## Start Provided entries
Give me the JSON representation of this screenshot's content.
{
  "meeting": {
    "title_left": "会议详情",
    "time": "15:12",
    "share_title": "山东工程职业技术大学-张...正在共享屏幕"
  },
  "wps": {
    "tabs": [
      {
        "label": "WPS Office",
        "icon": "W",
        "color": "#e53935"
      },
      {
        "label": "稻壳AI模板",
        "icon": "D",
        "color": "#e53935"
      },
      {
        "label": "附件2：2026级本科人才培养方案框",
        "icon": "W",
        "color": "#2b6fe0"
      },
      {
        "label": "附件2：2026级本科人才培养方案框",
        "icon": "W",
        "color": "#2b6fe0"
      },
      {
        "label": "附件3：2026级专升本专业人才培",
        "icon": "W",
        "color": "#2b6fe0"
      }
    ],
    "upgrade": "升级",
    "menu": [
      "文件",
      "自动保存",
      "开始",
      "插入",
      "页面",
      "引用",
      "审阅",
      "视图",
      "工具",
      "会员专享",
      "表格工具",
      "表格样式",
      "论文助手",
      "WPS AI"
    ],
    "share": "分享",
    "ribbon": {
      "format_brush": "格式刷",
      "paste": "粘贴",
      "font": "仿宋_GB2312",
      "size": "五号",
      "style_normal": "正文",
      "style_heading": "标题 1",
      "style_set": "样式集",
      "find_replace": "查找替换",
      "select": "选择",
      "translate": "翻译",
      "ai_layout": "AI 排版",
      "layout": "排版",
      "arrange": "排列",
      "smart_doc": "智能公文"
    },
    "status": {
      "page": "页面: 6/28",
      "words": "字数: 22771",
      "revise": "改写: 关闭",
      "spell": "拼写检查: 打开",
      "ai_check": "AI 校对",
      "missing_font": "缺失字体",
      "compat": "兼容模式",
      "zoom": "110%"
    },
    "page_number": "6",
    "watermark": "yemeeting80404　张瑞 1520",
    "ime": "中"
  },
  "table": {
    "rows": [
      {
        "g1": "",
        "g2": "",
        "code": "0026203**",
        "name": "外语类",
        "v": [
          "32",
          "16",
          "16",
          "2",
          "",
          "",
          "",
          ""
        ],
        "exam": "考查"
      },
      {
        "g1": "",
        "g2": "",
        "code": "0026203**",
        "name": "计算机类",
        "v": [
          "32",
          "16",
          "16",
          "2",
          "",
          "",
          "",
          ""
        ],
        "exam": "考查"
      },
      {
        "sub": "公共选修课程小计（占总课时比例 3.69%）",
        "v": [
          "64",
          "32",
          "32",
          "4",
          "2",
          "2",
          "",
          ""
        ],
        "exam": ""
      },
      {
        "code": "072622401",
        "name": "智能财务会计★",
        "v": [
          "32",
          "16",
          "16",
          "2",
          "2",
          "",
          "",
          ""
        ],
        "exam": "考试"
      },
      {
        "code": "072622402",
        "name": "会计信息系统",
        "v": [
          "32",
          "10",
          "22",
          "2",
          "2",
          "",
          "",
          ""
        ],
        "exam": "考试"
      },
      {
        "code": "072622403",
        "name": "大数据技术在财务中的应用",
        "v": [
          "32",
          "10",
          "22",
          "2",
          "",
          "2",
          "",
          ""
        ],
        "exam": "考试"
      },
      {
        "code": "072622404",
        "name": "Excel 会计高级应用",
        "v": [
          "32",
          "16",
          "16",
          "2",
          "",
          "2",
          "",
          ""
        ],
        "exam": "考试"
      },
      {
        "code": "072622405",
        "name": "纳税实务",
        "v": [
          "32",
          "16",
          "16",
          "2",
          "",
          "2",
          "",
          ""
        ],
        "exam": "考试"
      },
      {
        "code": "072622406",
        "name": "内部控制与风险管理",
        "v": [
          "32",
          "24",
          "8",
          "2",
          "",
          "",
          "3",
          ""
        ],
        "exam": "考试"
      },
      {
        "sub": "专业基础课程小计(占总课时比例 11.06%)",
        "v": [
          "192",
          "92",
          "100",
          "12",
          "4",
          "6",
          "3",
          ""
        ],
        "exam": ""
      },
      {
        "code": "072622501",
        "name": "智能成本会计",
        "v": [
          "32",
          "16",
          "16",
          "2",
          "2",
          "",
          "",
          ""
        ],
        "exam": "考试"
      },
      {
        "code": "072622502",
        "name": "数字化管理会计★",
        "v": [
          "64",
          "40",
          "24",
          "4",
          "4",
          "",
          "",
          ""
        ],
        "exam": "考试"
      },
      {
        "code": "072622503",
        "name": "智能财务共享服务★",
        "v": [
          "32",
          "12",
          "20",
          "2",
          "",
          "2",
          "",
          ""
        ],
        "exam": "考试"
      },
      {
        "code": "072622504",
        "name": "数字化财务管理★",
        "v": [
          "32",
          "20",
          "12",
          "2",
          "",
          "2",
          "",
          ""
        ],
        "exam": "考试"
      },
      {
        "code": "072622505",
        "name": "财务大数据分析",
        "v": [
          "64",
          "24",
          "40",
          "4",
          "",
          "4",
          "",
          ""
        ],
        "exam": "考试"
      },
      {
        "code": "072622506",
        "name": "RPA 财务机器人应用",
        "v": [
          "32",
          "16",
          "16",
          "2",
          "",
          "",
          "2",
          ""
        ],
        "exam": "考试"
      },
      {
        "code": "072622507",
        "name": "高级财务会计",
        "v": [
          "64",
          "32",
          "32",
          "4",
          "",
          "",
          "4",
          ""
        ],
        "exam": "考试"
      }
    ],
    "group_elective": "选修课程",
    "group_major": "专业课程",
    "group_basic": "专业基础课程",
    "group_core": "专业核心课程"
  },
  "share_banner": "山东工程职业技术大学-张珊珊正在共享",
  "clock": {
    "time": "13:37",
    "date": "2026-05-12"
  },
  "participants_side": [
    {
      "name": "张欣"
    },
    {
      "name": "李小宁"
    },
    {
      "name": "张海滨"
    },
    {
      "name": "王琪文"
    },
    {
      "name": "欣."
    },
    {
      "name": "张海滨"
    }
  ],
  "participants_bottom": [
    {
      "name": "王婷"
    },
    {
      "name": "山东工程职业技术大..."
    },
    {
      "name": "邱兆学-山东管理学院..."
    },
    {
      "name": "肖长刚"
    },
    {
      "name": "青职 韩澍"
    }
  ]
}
## End Provided entries
Stated exercise:
Output each record exactly, leaving nothing out.

Finished task:
Give me the JSON representation of this screenshot's content.
{
  "meeting": {
    "title_left": "会议详情",
    "time": "15:12",
    "share_title": "山东工程职业技术大学-张...正在共享屏幕"
  },
  "wps": {
    "tabs": [
      {
        "label": "WPS Office",
        "icon": "W",
        "color": "#e53935"
      },
      {
        "label": "稻壳AI模板",
        "icon": "D",
        "color": "#e53935"
      },
      {
        "label": "附件2：2026级本科人才培养方案框",
        "icon": "W",
        "color": "#2b6fe0"
      },
      {
        "label": "附件2：2026级本科人才培养方案框",
        "icon": "W",
        "color": "#2b6fe0"
      },
      {
        "label": "附件3：2026级专升本专业人才培",
        "icon": "W",
        "color": "#2b6fe0"
      }
    ],
    "upgrade": "升级",
    "menu": [
      "文件",
      "自动保存",
      "开始",
      "插入",
      "页面",
      "引用",
      "审阅",
      "视图",
      "工具",
      "会员专享",
      "表格工具",
      "表格样式",
      "论文助手",
      "WPS AI"
    ],
    "share": "分享",
    "ribbon": {
      "format_brush": "格式刷",
      "paste": "粘贴",
      "font": "仿宋_GB2312",
      "size": "五号",
      "style_normal": "正文",
      "style_heading": "标题 1",
      "style_set": "样式集",
      "find_replace": "查找替换",
      "select": "选择",
      "translate": "翻译",
      "ai_layout": "AI 排版",
      "layout": "排版",
      "arrange": "排列",
      "smart_doc": "智能公文"
    },
    "status": {
      "page": "页面: 6/28",
      "words": "字数: 22771",
      "revise": "改写: 关闭",
      "spell": "拼写检查: 打开",
      "ai_check": "AI 校对",
      "missing_font": "缺失字体",
      "compat": "兼容模式",
      "zoom": "110%"
    },
    "page_number": "6",
    "watermark": "yemeeting80404　张瑞 1520",
    "ime": "中"
  },
  "table": {
    "rows": [
      {
        "g1": "",
        "g2": "",
        "code": "0026203**",
        "name": "外语类",
        "v": [
          "32",
          "16",
          "16",
          "2",
          "",
          "",
          "",
          ""
        ],
        "exam": "考查"
      },
      {
        "g1": "",
        "g2": "",
        "code": "0026203**",
        "name": "计算机类",
        "v": [
          "32",
          "16",
          "16",
          "2",
          "",
          "",
          "",
          ""
        ],
        "exam": "考查"
      },
      {
        "sub": "公共选修课程小计（占总课时比例 3.69%）",
        "v": [
          "64",
          "32",
          "32",
          "4",
          "2",
          "2",
          "",
          ""
        ],
        "exam": ""
      },
      {
        "code": "072622401",
        "name": "智能财务会计★",
        "v": [
          "32",
          "16",
          "16",
          "2",
          "2",
          "",
          "",
          ""
        ],
        "exam": "考试"
      },
      {
        "code": "072622402",
        "name": "会计信息系统",
        "v": [
          "32",
          "10",
          "22",
          "2",
          "2",
          "",
          "",
          ""
        ],
        "exam": "考试"
      },
      {
        "code": "072622403",
        "name": "大数据技术在财务中的应用",
        "v": [
          "32",
          "10",
          "22",
          "2",
          "",
          "2",
          "",
          ""
        ],
        "exam": "考试"
      },
      {
        "code": "072622404",
        "name": "Excel 会计高级应用",
        "v": [
          "32",
          "16",
          "16",
          "2",
          "",
          "2",
          "",
          ""
        ],
        "exam": "考试"
      },
      {
        "code": "072622405",
        "name": "纳税实务",
        "v": [
          "32",
          "16",
          "16",
          "2",
          "",
          "2",
          "",
          ""
        ],
        "exam": "考试"
      },
      {
        "code": "072622406",
        "name": "内部控制与风险管理",
        "v": [
          "32",
          "24",
          "8",
          "2",
          "",
          "",
          "3",
          ""
        ],
        "exam": "考试"
      },
      {
        "sub": "专业基础课程小计(占总课时比例 11.06%)",
        "v": [
          "192",
          "92",
          "100",
          "12",
          "4",
          "6",
          "3",
          ""
        ],
        "exam": ""
      },
      {
        "code": "072622501",
        "name": "智能成本会计",
        "v": [
          "32",
          "16",
          "16",
          "2",
          "2",
          "",
          "",
          ""
        ],
        "exam": "考试"
      },
      {
        "code": "072622502",
        "name": "数字化管理会计★",
        "v": [
          "64",
          "40",
          "24",
          "4",
          "4",
          "",
          "",
          ""
        ],
        "exam": "考试"
      },
      {
        "code": "072622503",
        "name": "智能财务共享服务★",
        "v": [
          "32",
          "12",
          "20",
          "2",
          "",
          "2",
          "",
          ""
        ],
        "exam": "考试"
      },
      {
        "code": "072622504",
        "name": "数字化财务管理★",
        "v": [
          "32",
          "20",
          "12",
          "2",
          "",
          "2",
          "",
          ""
        ],
        "exam": "考试"
      },
      {
        "code": "072622505",
        "name": "财务大数据分析",
        "v": [
          "64",
          "24",
          "40",
          "4",
          "",
          "4",
          "",
          ""
        ],
        "exam": "考试"
      },
      {
        "code": "072622506",
        "name": "RPA 财务机器人应用",
        "v": [
          "32",
          "16",
          "16",
          "2",
          "",
          "",
          "2",
          ""
        ],
        "exam": "考试"
      },
      {
        "code": "072622507",
        "name": "高级财务会计",
        "v": [
          "64",
          "32",
          "32",
          "4",
          "",
          "",
          "4",
          ""
        ],
        "exam": "考试"
      }
    ],
    "group_elective": "选修课程",
    "group_major": "专业课程",
    "group_basic": "专业基础课程",
    "group_core": "专业核心课程"
  },
  "share_banner": "山东工程职业技术大学-张珊珊正在共享",
  "clock": {
    "time": "13:37",
    "date": "2026-05-12"
  },
  "participants_side": [
    {
      "name": "张欣"
    },
    {
      "name": "李小宁"
    },
    {
      "name": "张海滨"
    },
    {
      "name": "王琪文"
    },
    {
      "name": "欣."
    },
    {
      "name": "张海滨"
    }
  ],
  "participants_bottom": [
    {
      "name": "王婷"
    },
    {
      "name": "山东工程职业技术大..."
    },
    {
      "name": "邱兆学-山东管理学院..."
    },
    {
      "name": "肖长刚"
    },
    {
      "name": "青职 韩澍"
    }
  ]
}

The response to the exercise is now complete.